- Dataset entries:
━━━━━━━━━━

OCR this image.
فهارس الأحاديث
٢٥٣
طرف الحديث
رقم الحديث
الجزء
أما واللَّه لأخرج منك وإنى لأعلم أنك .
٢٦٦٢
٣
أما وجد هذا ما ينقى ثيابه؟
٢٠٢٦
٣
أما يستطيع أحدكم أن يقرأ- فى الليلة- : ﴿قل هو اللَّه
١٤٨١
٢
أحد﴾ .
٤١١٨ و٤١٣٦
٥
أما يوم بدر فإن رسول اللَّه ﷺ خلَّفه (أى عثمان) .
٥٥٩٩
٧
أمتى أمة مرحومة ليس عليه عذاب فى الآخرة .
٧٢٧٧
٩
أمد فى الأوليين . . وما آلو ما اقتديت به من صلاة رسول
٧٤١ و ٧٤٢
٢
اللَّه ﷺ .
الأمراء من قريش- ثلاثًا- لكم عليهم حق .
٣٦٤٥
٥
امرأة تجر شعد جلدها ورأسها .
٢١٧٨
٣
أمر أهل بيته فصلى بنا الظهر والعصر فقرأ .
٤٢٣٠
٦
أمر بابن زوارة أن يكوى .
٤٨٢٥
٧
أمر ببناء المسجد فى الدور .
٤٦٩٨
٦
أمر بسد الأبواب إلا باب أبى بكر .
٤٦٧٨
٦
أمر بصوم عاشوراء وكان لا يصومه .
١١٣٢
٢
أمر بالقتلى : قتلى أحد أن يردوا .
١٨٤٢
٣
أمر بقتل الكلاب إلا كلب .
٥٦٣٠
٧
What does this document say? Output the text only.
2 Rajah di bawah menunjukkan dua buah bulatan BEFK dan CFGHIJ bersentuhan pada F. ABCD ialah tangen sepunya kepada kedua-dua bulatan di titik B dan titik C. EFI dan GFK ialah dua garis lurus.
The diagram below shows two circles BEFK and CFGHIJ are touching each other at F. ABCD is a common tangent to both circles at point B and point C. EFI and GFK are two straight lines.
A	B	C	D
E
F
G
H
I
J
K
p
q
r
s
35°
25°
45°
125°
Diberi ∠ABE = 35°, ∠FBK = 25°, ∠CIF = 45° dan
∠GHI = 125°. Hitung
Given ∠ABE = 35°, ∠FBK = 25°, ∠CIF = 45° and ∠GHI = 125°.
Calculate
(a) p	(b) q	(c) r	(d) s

━━━━━━━━━━

- What you should do:
Write out the records shown above, exactly as they appear.

- Solution for this exercise:
OCR this image.
فهارس الأحاديث
٢٥٣
طرف الحديث
رقم الحديث
الجزء
أما واللَّه لأخرج منك وإنى لأعلم أنك .
٢٦٦٢
٣
أما وجد هذا ما ينقى ثيابه؟
٢٠٢٦
٣
أما يستطيع أحدكم أن يقرأ- فى الليلة- : ﴿قل هو اللَّه
١٤٨١
٢
أحد﴾ .
٤١١٨ و٤١٣٦
٥
أما يوم بدر فإن رسول اللَّه ﷺ خلَّفه (أى عثمان) .
٥٥٩٩
٧
أمتى أمة مرحومة ليس عليه عذاب فى الآخرة .
٧٢٧٧
٩
أمد فى الأوليين . . وما آلو ما اقتديت به من صلاة رسول
٧٤١ و ٧٤٢
٢
اللَّه ﷺ .
الأمراء من قريش- ثلاثًا- لكم عليهم حق .
٣٦٤٥
٥
امرأة تجر شعد جلدها ورأسها .
٢١٧٨
٣
أمر أهل بيته فصلى بنا الظهر والعصر فقرأ .
٤٢٣٠
٦
أمر بابن زوارة أن يكوى .
٤٨٢٥
٧
أمر ببناء المسجد فى الدور .
٤٦٩٨
٦
أمر بسد الأبواب إلا باب أبى بكر .
٤٦٧٨
٦
أمر بصوم عاشوراء وكان لا يصومه .
١١٣٢
٢
أمر بالقتلى : قتلى أحد أن يردوا .
١٨٤٢
٣
أمر بقتل الكلاب إلا كلب .
٥٦٣٠
٧
What does this document say? Output the text only.
2 Rajah di bawah menunjukkan dua buah bulatan BEFK dan CFGHIJ bersentuhan pada F. ABCD ialah tangen sepunya kepada kedua-dua bulatan di titik B dan titik C. EFI dan GFK ialah dua garis lurus.
The diagram below shows two circles BEFK and CFGHIJ are touching each other at F. ABCD is a common tangent to both circles at point B and point C. EFI and GFK are two straight lines.
A	B	C	D
E
F
G
H
I
J
K
p
q
r
s
35°
25°
45°
125°
Diberi ∠ABE = 35°, ∠FBK = 25°, ∠CIF = 45° dan
∠GHI = 125°. Hitung
Given ∠ABE = 35°, ∠FBK = 25°, ∠CIF = 45° and ∠GHI = 125°.
Calculate
(a) p	(b) q	(c) r	(d) s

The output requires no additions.